- _Given request_:
The records below must be duplicated exactly, character for character.

- _Data lines_:
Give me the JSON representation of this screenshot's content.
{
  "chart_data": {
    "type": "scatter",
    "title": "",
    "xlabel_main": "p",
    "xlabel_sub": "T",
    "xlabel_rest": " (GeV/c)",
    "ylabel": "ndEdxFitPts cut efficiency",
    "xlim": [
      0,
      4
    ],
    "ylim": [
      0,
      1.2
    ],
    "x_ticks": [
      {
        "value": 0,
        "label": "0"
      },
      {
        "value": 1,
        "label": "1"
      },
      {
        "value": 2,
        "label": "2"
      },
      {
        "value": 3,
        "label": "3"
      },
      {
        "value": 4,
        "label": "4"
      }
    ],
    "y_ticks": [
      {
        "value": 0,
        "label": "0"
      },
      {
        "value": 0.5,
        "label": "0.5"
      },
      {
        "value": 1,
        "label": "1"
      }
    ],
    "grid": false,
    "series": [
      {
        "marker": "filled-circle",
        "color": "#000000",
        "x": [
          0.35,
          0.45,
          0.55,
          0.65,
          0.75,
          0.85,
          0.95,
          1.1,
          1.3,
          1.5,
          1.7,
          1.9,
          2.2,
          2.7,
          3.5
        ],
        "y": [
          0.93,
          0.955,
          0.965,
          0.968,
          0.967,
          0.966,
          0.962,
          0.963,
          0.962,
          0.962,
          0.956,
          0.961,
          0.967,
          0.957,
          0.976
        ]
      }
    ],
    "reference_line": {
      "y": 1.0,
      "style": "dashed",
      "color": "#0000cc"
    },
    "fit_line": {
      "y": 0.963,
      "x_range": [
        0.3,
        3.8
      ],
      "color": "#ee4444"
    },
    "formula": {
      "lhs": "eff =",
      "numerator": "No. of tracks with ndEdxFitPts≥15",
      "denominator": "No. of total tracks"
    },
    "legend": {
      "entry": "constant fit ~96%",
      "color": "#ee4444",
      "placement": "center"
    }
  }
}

- _Correct response_:
Give me the JSON representation of this screenshot's content.
{
  "chart_data": {
    "type": "scatter",
    "title": "",
    "xlabel_main": "p",
    "xlabel_sub": "T",
    "xlabel_rest": " (GeV/c)",
    "ylabel": "ndEdxFitPts cut efficiency",
    "xlim": [
      0,
      4
    ],
    "ylim": [
      0,
      1.2
    ],
    "x_ticks": [
      {
        "value": 0,
        "label": "0"
      },
      {
        "value": 1,
        "label": "1"
      },
      {
        "value": 2,
        "label": "2"
      },
      {
        "value": 3,
        "label": "3"
      },
      {
        "value": 4,
        "label": "4"
      }
    ],
    "y_ticks": [
      {
        "value": 0,
        "label": "0"
      },
      {
        "value": 0.5,
        "label": "0.5"
      },
      {
        "value": 1,
        "label": "1"
      }
    ],
    "grid": false,
    "series": [
      {
        "marker": "filled-circle",
        "color": "#000000",
        "x": [
          0.35,
          0.45,
          0.55,
          0.65,
          0.75,
          0.85,
          0.95,
          1.1,
          1.3,
          1.5,
          1.7,
          1.9,
          2.2,
          2.7,
          3.5
        ],
        "y": [
          0.93,
          0.955,
          0.965,
          0.968,
          0.967,
          0.966,
          0.962,
          0.963,
          0.962,
          0.962,
          0.956,
          0.961,
          0.967,
          0.957,
          0.976
        ]
      }
    ],
    "reference_line": {
      "y": 1.0,
      "style": "dashed",
      "color": "#0000cc"
    },
    "fit_line": {
      "y": 0.963,
      "x_range": [
        0.3,
        3.8
      ],
      "color": "#ee4444"
    },
    "formula": {
      "lhs": "eff =",
      "numerator": "No. of tracks with ndEdxFitPts≥15",
      "denominator": "No. of total tracks"
    },
    "legend": {
      "entry": "constant fit ~96%",
      "color": "#ee4444",
      "placement": "center"
    }
  }
}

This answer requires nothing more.